SET TASK: Pick out every line in the data below that holds "small".

INFORMATION PROVIDED:
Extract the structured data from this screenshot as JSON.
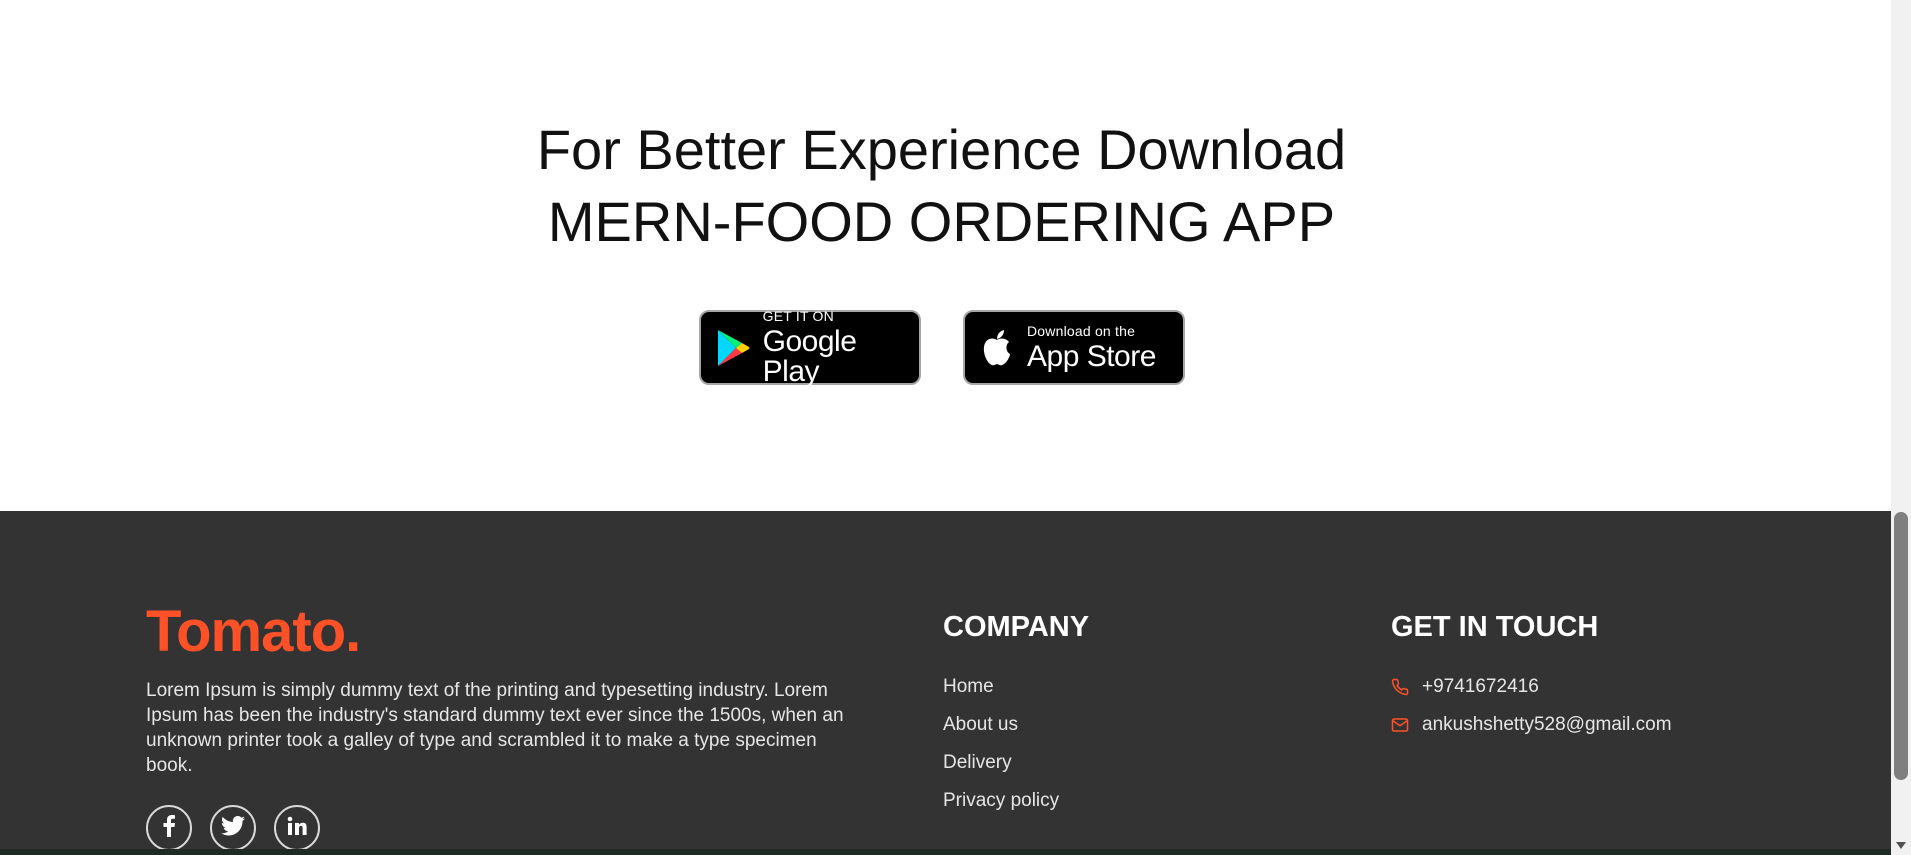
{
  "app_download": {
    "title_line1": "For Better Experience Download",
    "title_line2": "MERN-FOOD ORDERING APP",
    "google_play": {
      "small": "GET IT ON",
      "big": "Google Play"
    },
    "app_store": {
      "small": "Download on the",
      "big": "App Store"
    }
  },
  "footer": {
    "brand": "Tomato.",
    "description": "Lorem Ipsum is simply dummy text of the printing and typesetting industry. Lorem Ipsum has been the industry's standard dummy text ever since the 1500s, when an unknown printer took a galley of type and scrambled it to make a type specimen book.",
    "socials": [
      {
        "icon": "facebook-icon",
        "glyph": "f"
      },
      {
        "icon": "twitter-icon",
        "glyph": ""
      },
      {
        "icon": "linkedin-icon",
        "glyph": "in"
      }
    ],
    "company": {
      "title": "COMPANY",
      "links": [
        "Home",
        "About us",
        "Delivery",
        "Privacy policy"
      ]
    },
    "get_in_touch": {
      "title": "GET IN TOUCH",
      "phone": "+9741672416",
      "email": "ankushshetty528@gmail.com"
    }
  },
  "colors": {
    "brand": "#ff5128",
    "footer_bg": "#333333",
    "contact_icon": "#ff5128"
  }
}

FINISHED ANSWER:
      "small": "GET IT ON",
      "small": "Download on the",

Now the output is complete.